_Problem requirements:_
Retype the listing that follows, word for word.

=== Records for the task ===

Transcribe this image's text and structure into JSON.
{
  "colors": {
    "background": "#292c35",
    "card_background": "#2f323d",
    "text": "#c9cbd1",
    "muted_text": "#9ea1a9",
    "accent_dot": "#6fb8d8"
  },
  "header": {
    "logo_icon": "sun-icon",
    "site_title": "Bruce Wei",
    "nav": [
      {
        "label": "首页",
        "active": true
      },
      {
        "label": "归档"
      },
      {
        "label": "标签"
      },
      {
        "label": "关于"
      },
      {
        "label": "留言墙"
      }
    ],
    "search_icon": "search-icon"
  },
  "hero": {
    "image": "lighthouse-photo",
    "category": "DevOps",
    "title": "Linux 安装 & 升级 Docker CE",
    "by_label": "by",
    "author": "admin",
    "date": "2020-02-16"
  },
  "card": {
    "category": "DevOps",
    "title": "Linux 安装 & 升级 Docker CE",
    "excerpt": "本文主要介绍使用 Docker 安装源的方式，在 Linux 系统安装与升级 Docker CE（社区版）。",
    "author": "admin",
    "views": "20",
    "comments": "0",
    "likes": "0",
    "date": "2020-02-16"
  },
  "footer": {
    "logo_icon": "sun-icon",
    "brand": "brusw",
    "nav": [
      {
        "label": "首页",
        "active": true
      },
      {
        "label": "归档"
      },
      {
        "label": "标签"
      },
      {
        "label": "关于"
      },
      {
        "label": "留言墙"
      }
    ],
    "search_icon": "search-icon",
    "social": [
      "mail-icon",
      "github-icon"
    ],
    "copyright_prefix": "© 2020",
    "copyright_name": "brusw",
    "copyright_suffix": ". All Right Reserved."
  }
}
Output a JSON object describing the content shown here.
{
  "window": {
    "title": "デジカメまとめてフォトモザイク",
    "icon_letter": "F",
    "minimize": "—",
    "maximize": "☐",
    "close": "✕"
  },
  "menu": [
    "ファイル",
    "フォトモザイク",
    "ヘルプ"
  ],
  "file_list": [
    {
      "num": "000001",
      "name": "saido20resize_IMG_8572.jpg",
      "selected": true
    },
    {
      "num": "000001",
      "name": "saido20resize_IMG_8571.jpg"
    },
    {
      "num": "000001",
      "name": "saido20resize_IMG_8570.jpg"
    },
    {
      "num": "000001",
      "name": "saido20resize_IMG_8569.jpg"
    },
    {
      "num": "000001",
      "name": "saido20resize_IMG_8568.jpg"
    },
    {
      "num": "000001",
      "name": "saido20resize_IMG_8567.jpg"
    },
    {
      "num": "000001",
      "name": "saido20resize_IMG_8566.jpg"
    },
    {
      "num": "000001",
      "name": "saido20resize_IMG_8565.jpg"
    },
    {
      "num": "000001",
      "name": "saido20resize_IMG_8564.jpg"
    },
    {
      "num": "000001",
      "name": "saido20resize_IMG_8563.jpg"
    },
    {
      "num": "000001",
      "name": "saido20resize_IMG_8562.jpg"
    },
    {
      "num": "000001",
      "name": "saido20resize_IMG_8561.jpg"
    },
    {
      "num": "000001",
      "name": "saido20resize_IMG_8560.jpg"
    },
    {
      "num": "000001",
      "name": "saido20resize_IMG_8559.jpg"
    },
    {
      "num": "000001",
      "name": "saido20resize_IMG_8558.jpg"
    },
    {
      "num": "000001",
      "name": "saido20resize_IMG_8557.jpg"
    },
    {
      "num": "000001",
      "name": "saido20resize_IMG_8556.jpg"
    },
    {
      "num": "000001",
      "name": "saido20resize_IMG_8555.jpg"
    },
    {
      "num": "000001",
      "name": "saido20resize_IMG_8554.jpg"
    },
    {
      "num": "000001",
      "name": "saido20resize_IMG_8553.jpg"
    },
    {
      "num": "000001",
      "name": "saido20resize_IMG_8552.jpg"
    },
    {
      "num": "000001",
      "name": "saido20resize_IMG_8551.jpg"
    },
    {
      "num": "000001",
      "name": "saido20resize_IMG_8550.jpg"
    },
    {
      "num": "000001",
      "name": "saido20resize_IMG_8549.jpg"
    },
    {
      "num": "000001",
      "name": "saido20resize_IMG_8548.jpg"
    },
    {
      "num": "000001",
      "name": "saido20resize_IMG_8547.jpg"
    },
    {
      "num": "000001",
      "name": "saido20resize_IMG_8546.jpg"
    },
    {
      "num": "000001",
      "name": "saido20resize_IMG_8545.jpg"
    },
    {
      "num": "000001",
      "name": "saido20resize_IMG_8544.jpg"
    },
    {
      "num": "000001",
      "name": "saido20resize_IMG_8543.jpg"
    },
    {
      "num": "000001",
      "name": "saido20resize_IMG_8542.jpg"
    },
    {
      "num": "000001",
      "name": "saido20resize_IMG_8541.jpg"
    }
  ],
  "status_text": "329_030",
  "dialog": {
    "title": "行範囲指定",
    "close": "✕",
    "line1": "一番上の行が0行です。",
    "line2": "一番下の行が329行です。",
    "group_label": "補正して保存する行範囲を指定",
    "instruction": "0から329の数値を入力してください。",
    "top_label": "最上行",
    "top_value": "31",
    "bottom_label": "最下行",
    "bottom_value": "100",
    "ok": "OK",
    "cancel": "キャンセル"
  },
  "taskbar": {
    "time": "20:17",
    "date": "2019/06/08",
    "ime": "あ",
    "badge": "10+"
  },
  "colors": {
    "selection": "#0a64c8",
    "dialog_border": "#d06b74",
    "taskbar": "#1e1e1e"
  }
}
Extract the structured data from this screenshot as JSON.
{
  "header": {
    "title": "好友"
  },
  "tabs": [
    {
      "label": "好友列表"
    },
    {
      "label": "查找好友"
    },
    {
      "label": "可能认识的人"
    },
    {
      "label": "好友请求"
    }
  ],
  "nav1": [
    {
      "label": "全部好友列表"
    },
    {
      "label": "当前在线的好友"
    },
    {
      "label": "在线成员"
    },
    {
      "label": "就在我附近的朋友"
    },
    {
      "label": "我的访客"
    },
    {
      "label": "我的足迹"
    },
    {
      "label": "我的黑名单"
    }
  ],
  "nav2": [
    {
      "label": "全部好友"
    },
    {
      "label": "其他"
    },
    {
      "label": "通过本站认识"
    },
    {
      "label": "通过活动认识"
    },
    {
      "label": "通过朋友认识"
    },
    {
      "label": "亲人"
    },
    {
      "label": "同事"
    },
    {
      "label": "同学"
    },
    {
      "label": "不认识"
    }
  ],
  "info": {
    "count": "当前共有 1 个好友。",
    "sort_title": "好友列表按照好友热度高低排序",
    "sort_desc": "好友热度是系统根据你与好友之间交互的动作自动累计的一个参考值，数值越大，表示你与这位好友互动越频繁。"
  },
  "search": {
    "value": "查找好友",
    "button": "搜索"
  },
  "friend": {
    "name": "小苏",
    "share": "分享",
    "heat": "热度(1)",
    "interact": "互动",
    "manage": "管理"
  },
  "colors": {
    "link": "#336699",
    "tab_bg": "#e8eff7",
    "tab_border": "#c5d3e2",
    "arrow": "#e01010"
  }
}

===

_Exercise answer:_
Transcribe this image's text and structure into JSON.
{
  "colors": {
    "background": "#292c35",
    "card_background": "#2f323d",
    "text": "#c9cbd1",
    "muted_text": "#9ea1a9",
    "accent_dot": "#6fb8d8"
  },
  "header": {
    "logo_icon": "sun-icon",
    "site_title": "Bruce Wei",
    "nav": [
      {
        "label": "首页",
        "active": true
      },
      {
        "label": "归档"
      },
      {
        "label": "标签"
      },
      {
        "label": "关于"
      },
      {
        "label": "留言墙"
      }
    ],
    "search_icon": "search-icon"
  },
  "hero": {
    "image": "lighthouse-photo",
    "category": "DevOps",
    "title": "Linux 安装 & 升级 Docker CE",
    "by_label": "by",
    "author": "admin",
    "date": "2020-02-16"
  },
  "card": {
    "category": "DevOps",
    "title": "Linux 安装 & 升级 Docker CE",
    "excerpt": "本文主要介绍使用 Docker 安装源的方式，在 Linux 系统安装与升级 Docker CE（社区版）。",
    "author": "admin",
    "views": "20",
    "comments": "0",
    "likes": "0",
    "date": "2020-02-16"
  },
  "footer": {
    "logo_icon": "sun-icon",
    "brand": "brusw",
    "nav": [
      {
        "label": "首页",
        "active": true
      },
      {
        "label": "归档"
      },
      {
        "label": "标签"
      },
      {
        "label": "关于"
      },
      {
        "label": "留言墙"
      }
    ],
    "search_icon": "search-icon",
    "social": [
      "mail-icon",
      "github-icon"
    ],
    "copyright_prefix": "© 2020",
    "copyright_name": "brusw",
    "copyright_suffix": ". All Right Reserved."
  }
}
Output a JSON object describing the content shown here.
{
  "window": {
    "title": "デジカメまとめてフォトモザイク",
    "icon_letter": "F",
    "minimize": "—",
    "maximize": "☐",
    "close": "✕"
  },
  "menu": [
    "ファイル",
    "フォトモザイク",
    "ヘルプ"
  ],
  "file_list": [
    {
      "num": "000001",
      "name": "saido20resize_IMG_8572.jpg",
      "selected": true
    },
    {
      "num": "000001",
      "name": "saido20resize_IMG_8571.jpg"
    },
    {
      "num": "000001",
      "name": "saido20resize_IMG_8570.jpg"
    },
    {
      "num": "000001",
      "name": "saido20resize_IMG_8569.jpg"
    },
    {
      "num": "000001",
      "name": "saido20resize_IMG_8568.jpg"
    },
    {
      "num": "000001",
      "name": "saido20resize_IMG_8567.jpg"
    },
    {
      "num": "000001",
      "name": "saido20resize_IMG_8566.jpg"
    },
    {
      "num": "000001",
      "name": "saido20resize_IMG_8565.jpg"
    },
    {
      "num": "000001",
      "name": "saido20resize_IMG_8564.jpg"
    },
    {
      "num": "000001",
      "name": "saido20resize_IMG_8563.jpg"
    },
    {
      "num": "000001",
      "name": "saido20resize_IMG_8562.jpg"
    },
    {
      "num": "000001",
      "name": "saido20resize_IMG_8561.jpg"
    },
    {
      "num": "000001",
      "name": "saido20resize_IMG_8560.jpg"
    },
    {
      "num": "000001",
      "name": "saido20resize_IMG_8559.jpg"
    },
    {
      "num": "000001",
      "name": "saido20resize_IMG_8558.jpg"
    },
    {
      "num": "000001",
      "name": "saido20resize_IMG_8557.jpg"
    },
    {
      "num": "000001",
      "name": "saido20resize_IMG_8556.jpg"
    },
    {
      "num": "000001",
      "name": "saido20resize_IMG_8555.jpg"
    },
    {
      "num": "000001",
      "name": "saido20resize_IMG_8554.jpg"
    },
    {
      "num": "000001",
      "name": "saido20resize_IMG_8553.jpg"
    },
    {
      "num": "000001",
      "name": "saido20resize_IMG_8552.jpg"
    },
    {
      "num": "000001",
      "name": "saido20resize_IMG_8551.jpg"
    },
    {
      "num": "000001",
      "name": "saido20resize_IMG_8550.jpg"
    },
    {
      "num": "000001",
      "name": "saido20resize_IMG_8549.jpg"
    },
    {
      "num": "000001",
      "name": "saido20resize_IMG_8548.jpg"
    },
    {
      "num": "000001",
      "name": "saido20resize_IMG_8547.jpg"
    },
    {
      "num": "000001",
      "name": "saido20resize_IMG_8546.jpg"
    },
    {
      "num": "000001",
      "name": "saido20resize_IMG_8545.jpg"
    },
    {
      "num": "000001",
      "name": "saido20resize_IMG_8544.jpg"
    },
    {
      "num": "000001",
      "name": "saido20resize_IMG_8543.jpg"
    },
    {
      "num": "000001",
      "name": "saido20resize_IMG_8542.jpg"
    },
    {
      "num": "000001",
      "name": "saido20resize_IMG_8541.jpg"
    }
  ],
  "status_text": "329_030",
  "dialog": {
    "title": "行範囲指定",
    "close": "✕",
    "line1": "一番上の行が0行です。",
    "line2": "一番下の行が329行です。",
    "group_label": "補正して保存する行範囲を指定",
    "instruction": "0から329の数値を入力してください。",
    "top_label": "最上行",
    "top_value": "31",
    "bottom_label": "最下行",
    "bottom_value": "100",
    "ok": "OK",
    "cancel": "キャンセル"
  },
  "taskbar": {
    "time": "20:17",
    "date": "2019/06/08",
    "ime": "あ",
    "badge": "10+"
  },
  "colors": {
    "selection": "#0a64c8",
    "dialog_border": "#d06b74",
    "taskbar": "#1e1e1e"
  }
}
Extract the structured data from this screenshot as JSON.
{
  "header": {
    "title": "好友"
  },
  "tabs": [
    {
      "label": "好友列表"
    },
    {
      "label": "查找好友"
    },
    {
      "label": "可能认识的人"
    },
    {
      "label": "好友请求"
    }
  ],
  "nav1": [
    {
      "label": "全部好友列表"
    },
    {
      "label": "当前在线的好友"
    },
    {
      "label": "在线成员"
    },
    {
      "label": "就在我附近的朋友"
    },
    {
      "label": "我的访客"
    },
    {
      "label": "我的足迹"
    },
    {
      "label": "我的黑名单"
    }
  ],
  "nav2": [
    {
      "label": "全部好友"
    },
    {
      "label": "其他"
    },
    {
      "label": "通过本站认识"
    },
    {
      "label": "通过活动认识"
    },
    {
      "label": "通过朋友认识"
    },
    {
      "label": "亲人"
    },
    {
      "label": "同事"
    },
    {
      "label": "同学"
    },
    {
      "label": "不认识"
    }
  ],
  "info": {
    "count": "当前共有 1 个好友。",
    "sort_title": "好友列表按照好友热度高低排序",
    "sort_desc": "好友热度是系统根据你与好友之间交互的动作自动累计的一个参考值，数值越大，表示你与这位好友互动越频繁。"
  },
  "search": {
    "value": "查找好友",
    "button": "搜索"
  },
  "friend": {
    "name": "小苏",
    "share": "分享",
    "heat": "热度(1)",
    "interact": "互动",
    "manage": "管理"
  },
  "colors": {
    "link": "#336699",
    "tab_bg": "#e8eff7",
    "tab_border": "#c5d3e2",
    "arrow": "#e01010"
  }
}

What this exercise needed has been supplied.